Written request
Transcribe all of the material below word for word and leave out its pictures.

Provided information
========================================================================
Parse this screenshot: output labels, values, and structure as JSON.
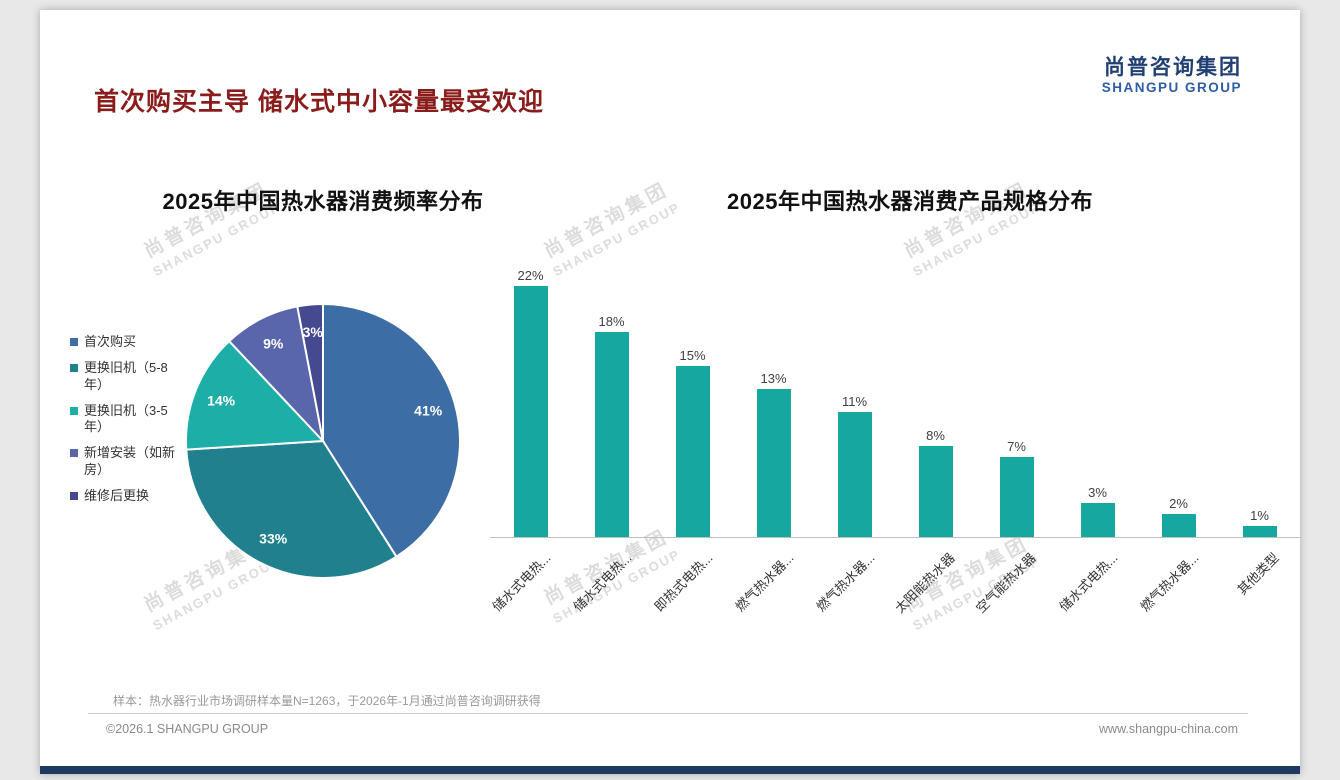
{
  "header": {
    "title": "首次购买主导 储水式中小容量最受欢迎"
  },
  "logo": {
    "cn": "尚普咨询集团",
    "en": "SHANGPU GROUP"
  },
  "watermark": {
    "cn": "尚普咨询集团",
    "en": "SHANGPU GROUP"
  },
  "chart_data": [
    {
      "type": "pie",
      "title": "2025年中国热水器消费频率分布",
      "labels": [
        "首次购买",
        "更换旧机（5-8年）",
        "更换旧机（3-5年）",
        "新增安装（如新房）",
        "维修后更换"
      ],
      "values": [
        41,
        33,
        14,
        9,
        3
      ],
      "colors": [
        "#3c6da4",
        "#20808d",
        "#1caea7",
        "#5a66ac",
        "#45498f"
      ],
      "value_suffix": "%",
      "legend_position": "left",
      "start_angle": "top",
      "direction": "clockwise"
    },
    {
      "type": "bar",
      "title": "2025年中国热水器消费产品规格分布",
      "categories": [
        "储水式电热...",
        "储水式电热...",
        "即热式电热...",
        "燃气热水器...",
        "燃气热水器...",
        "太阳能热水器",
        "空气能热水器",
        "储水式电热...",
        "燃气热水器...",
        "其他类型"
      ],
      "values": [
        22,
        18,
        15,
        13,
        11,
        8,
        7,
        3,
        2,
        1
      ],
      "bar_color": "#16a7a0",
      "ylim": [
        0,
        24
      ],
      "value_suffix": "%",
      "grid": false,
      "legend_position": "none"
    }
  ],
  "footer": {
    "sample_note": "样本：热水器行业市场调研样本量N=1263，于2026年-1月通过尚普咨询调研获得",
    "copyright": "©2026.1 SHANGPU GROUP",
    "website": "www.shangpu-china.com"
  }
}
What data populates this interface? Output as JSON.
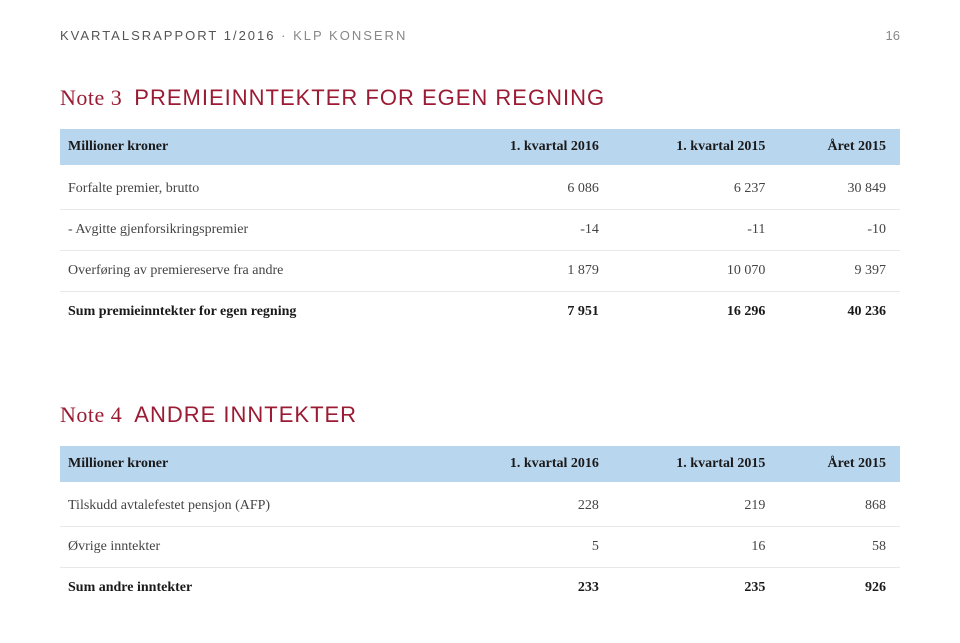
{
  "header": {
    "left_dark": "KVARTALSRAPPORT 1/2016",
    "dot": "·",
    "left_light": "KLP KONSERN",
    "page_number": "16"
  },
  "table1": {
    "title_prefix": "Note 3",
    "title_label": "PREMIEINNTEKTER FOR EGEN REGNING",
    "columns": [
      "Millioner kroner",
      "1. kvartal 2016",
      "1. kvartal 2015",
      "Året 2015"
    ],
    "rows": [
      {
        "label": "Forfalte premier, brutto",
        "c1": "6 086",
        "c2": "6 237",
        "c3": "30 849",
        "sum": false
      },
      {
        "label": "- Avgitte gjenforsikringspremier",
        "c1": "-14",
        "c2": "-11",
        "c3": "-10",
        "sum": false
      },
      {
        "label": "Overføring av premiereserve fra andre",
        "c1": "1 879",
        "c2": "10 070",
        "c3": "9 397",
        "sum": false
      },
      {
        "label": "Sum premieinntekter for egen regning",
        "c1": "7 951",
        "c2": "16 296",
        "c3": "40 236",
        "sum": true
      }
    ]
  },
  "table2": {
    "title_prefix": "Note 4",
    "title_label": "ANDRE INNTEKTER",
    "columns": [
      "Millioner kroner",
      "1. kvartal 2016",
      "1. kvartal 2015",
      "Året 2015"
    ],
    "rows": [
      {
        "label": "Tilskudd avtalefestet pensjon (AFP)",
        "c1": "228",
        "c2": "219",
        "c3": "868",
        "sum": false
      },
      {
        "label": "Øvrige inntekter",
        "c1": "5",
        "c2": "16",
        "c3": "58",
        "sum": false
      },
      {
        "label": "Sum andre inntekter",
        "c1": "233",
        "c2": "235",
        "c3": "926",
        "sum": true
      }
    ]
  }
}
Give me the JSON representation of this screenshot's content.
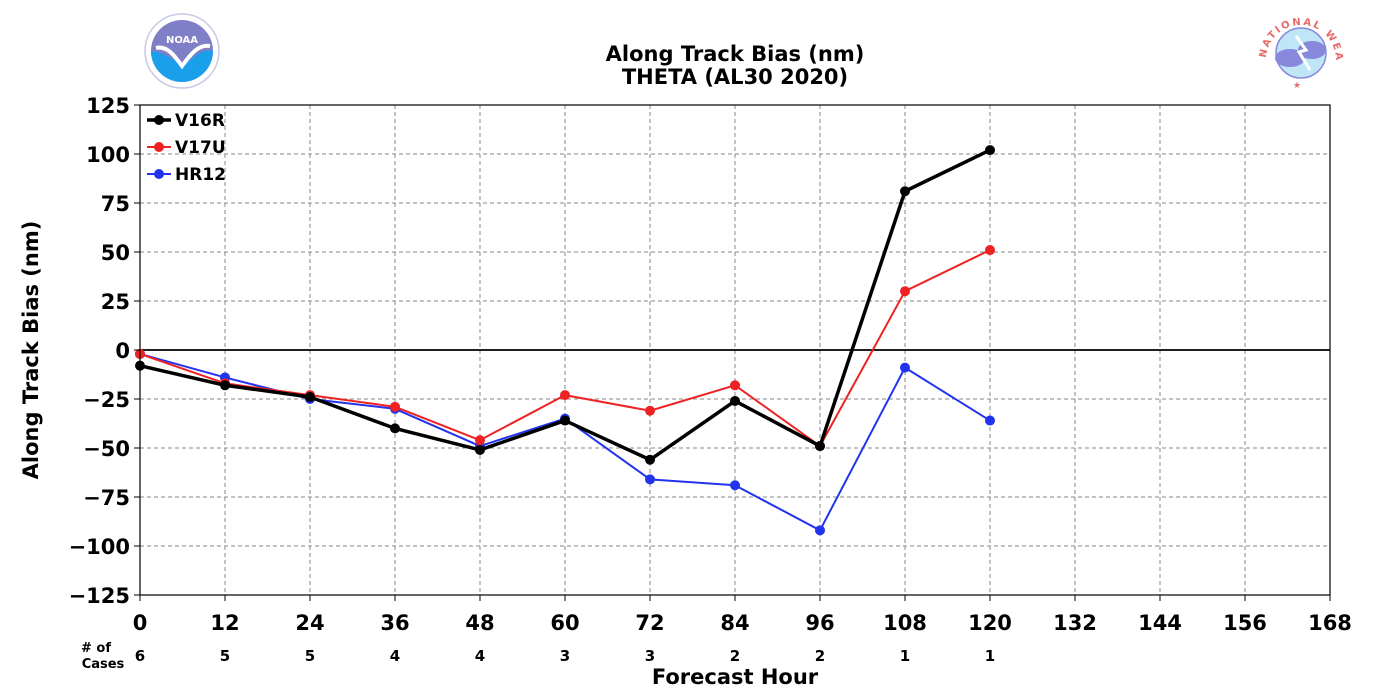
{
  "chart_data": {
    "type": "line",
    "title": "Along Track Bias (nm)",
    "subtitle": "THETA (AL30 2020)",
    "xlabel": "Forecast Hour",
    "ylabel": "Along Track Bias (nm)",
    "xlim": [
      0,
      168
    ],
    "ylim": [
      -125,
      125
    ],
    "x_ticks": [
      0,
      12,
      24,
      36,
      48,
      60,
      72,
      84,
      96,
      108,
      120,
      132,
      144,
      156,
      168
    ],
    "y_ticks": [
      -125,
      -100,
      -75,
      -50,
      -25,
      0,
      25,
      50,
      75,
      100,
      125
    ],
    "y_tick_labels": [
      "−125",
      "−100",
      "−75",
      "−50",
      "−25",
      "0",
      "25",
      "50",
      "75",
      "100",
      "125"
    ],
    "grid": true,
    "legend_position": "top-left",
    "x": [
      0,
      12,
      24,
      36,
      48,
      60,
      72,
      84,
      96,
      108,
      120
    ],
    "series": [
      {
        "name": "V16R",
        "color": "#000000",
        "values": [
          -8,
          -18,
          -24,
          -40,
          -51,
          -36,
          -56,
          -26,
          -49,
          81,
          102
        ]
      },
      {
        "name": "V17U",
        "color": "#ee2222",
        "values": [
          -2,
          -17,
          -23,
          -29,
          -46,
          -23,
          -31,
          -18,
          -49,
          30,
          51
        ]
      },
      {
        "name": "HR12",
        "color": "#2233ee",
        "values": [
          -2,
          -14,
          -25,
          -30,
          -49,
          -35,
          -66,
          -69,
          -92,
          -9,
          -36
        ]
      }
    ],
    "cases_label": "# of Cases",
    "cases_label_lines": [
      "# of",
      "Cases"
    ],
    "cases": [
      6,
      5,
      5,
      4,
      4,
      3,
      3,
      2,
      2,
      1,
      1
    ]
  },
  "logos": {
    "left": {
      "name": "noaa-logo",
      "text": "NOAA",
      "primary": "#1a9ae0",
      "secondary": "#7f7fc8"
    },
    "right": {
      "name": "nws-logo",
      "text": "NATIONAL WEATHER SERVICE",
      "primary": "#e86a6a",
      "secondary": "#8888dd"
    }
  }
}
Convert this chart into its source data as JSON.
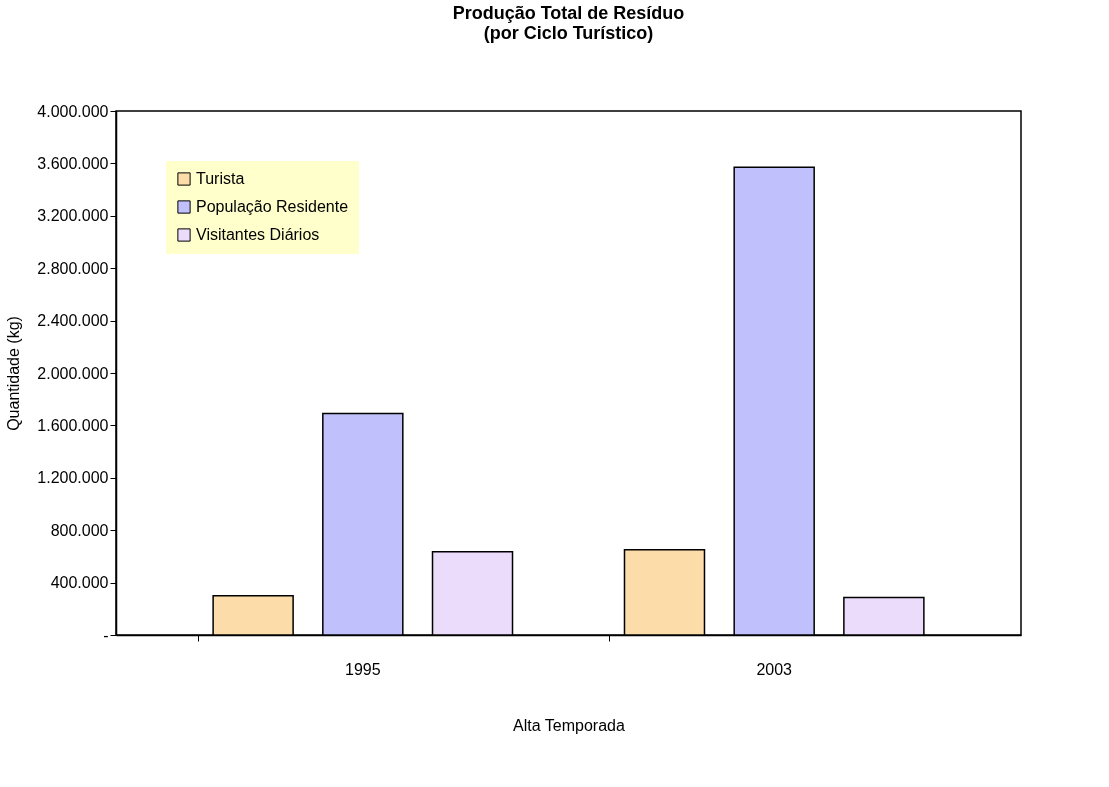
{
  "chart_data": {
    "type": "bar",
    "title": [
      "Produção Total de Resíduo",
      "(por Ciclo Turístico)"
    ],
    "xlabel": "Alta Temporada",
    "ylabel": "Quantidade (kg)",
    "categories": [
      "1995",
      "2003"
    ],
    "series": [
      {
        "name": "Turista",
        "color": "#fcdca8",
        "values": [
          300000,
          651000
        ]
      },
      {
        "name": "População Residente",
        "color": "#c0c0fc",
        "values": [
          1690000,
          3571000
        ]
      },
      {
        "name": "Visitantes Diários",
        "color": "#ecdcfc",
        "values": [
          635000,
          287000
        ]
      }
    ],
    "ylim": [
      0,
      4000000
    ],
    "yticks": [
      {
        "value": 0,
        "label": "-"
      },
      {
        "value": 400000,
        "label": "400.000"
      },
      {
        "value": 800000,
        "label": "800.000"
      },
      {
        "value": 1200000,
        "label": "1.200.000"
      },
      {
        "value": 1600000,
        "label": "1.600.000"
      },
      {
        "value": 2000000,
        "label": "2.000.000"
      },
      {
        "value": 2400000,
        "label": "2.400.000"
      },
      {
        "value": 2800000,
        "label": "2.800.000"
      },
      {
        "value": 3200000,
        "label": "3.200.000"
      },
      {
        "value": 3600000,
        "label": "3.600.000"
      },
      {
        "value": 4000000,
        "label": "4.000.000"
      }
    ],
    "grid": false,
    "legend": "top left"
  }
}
========================================================================
Answer to this task
Parse this screenshot: output labels, values, and structure as JSON.
{
  "header": {
    "title": "首次购买主导 储水式中小容量最受欢迎"
  },
  "logo": {
    "cn": "尚普咨询集团",
    "en": "SHANGPU GROUP"
  },
  "watermark": {
    "cn": "尚普咨询集团",
    "en": "SHANGPU GROUP"
  },
  "chart_data": [
    {
      "type": "pie",
      "title": "2025年中国热水器消费频率分布",
      "labels": [
        "首次购买",
        "更换旧机（5-8年）",
        "更换旧机（3-5年）",
        "新增安装（如新房）",
        "维修后更换"
      ],
      "values": [
        41,
        33,
        14,
        9,
        3
      ],
      "colors": [
        "#3c6da4",
        "#20808d",
        "#1caea7",
        "#5a66ac",
        "#45498f"
      ],
      "value_suffix": "%",
      "legend_position": "left",
      "start_angle": "top",
      "direction": "clockwise"
    },
    {
      "type": "bar",
      "title": "2025年中国热水器消费产品规格分布",
      "categories": [
        "储水式电热...",
        "储水式电热...",
        "即热式电热...",
        "燃气热水器...",
        "燃气热水器...",
        "太阳能热水器",
        "空气能热水器",
        "储水式电热...",
        "燃气热水器...",
        "其他类型"
      ],
      "values": [
        22,
        18,
        15,
        13,
        11,
        8,
        7,
        3,
        2,
        1
      ],
      "bar_color": "#16a7a0",
      "ylim": [
        0,
        24
      ],
      "value_suffix": "%",
      "grid": false,
      "legend_position": "none"
    }
  ],
  "footer": {
    "sample_note": "样本：热水器行业市场调研样本量N=1263，于2026年-1月通过尚普咨询调研获得",
    "copyright": "©2026.1 SHANGPU GROUP",
    "website": "www.shangpu-china.com"
  }
}
What data populates this interface? Output as JSON.
{
  "header": {
    "left_dark": "KVARTALSRAPPORT 1/2016",
    "dot": "·",
    "left_light": "KLP KONSERN",
    "page_number": "16"
  },
  "table1": {
    "title_prefix": "Note 3",
    "title_label": "PREMIEINNTEKTER FOR EGEN REGNING",
    "columns": [
      "Millioner kroner",
      "1. kvartal 2016",
      "1. kvartal 2015",
      "Året 2015"
    ],
    "rows": [
      {
        "label": "Forfalte premier, brutto",
        "c1": "6 086",
        "c2": "6 237",
        "c3": "30 849",
        "sum": false
      },
      {
        "label": "- Avgitte gjenforsikringspremier",
        "c1": "-14",
        "c2": "-11",
        "c3": "-10",
        "sum": false
      },
      {
        "label": "Overføring av premiereserve fra andre",
        "c1": "1 879",
        "c2": "10 070",
        "c3": "9 397",
        "sum": false
      },
      {
        "label": "Sum premieinntekter for egen regning",
        "c1": "7 951",
        "c2": "16 296",
        "c3": "40 236",
        "sum": true
      }
    ]
  },
  "table2": {
    "title_prefix": "Note 4",
    "title_label": "ANDRE INNTEKTER",
    "columns": [
      "Millioner kroner",
      "1. kvartal 2016",
      "1. kvartal 2015",
      "Året 2015"
    ],
    "rows": [
      {
        "label": "Tilskudd avtalefestet pensjon (AFP)",
        "c1": "228",
        "c2": "219",
        "c3": "868",
        "sum": false
      },
      {
        "label": "Øvrige inntekter",
        "c1": "5",
        "c2": "16",
        "c3": "58",
        "sum": false
      },
      {
        "label": "Sum andre inntekter",
        "c1": "233",
        "c2": "235",
        "c3": "926",
        "sum": true
      }
    ]
  }
}
Give me the JSON representation of this screenshot's content.
{
  "chart_data": {
    "type": "line",
    "title": "Along Track Bias (nm)",
    "subtitle": "THETA (AL30 2020)",
    "xlabel": "Forecast Hour",
    "ylabel": "Along Track Bias (nm)",
    "xlim": [
      0,
      168
    ],
    "ylim": [
      -125,
      125
    ],
    "x_ticks": [
      0,
      12,
      24,
      36,
      48,
      60,
      72,
      84,
      96,
      108,
      120,
      132,
      144,
      156,
      168
    ],
    "y_ticks": [
      -125,
      -100,
      -75,
      -50,
      -25,
      0,
      25,
      50,
      75,
      100,
      125
    ],
    "y_tick_labels": [
      "−125",
      "−100",
      "−75",
      "−50",
      "−25",
      "0",
      "25",
      "50",
      "75",
      "100",
      "125"
    ],
    "grid": true,
    "legend_position": "top-left",
    "x": [
      0,
      12,
      24,
      36,
      48,
      60,
      72,
      84,
      96,
      108,
      120
    ],
    "series": [
      {
        "name": "V16R",
        "color": "#000000",
        "values": [
          -8,
          -18,
          -24,
          -40,
          -51,
          -36,
          -56,
          -26,
          -49,
          81,
          102
        ]
      },
      {
        "name": "V17U",
        "color": "#ee2222",
        "values": [
          -2,
          -17,
          -23,
          -29,
          -46,
          -23,
          -31,
          -18,
          -49,
          30,
          51
        ]
      },
      {
        "name": "HR12",
        "color": "#2233ee",
        "values": [
          -2,
          -14,
          -25,
          -30,
          -49,
          -35,
          -66,
          -69,
          -92,
          -9,
          -36
        ]
      }
    ],
    "cases_label": "# of Cases",
    "cases_label_lines": [
      "# of",
      "Cases"
    ],
    "cases": [
      6,
      5,
      5,
      4,
      4,
      3,
      3,
      2,
      2,
      1,
      1
    ]
  },
  "logos": {
    "left": {
      "name": "noaa-logo",
      "text": "NOAA",
      "primary": "#1a9ae0",
      "secondary": "#7f7fc8"
    },
    "right": {
      "name": "nws-logo",
      "text": "NATIONAL WEATHER SERVICE",
      "primary": "#e86a6a",
      "secondary": "#8888dd"
    }
  }
}
Convert this chart into its source data as JSON.
{
  "chart_data": {
    "type": "bar",
    "title": [
      "Produção Total de Resíduo",
      "(por Ciclo Turístico)"
    ],
    "xlabel": "Alta Temporada",
    "ylabel": "Quantidade (kg)",
    "categories": [
      "1995",
      "2003"
    ],
    "series": [
      {
        "name": "Turista",
        "color": "#fcdca8",
        "values": [
          300000,
          651000
        ]
      },
      {
        "name": "População Residente",
        "color": "#c0c0fc",
        "values": [
          1690000,
          3571000
        ]
      },
      {
        "name": "Visitantes Diários",
        "color": "#ecdcfc",
        "values": [
          635000,
          287000
        ]
      }
    ],
    "ylim": [
      0,
      4000000
    ],
    "yticks": [
      {
        "value": 0,
        "label": "-"
      },
      {
        "value": 400000,
        "label": "400.000"
      },
      {
        "value": 800000,
        "label": "800.000"
      },
      {
        "value": 1200000,
        "label": "1.200.000"
      },
      {
        "value": 1600000,
        "label": "1.600.000"
      },
      {
        "value": 2000000,
        "label": "2.000.000"
      },
      {
        "value": 2400000,
        "label": "2.400.000"
      },
      {
        "value": 2800000,
        "label": "2.800.000"
      },
      {
        "value": 3200000,
        "label": "3.200.000"
      },
      {
        "value": 3600000,
        "label": "3.600.000"
      },
      {
        "value": 4000000,
        "label": "4.000.000"
      }
    ],
    "grid": false,
    "legend": "top left"
  }
}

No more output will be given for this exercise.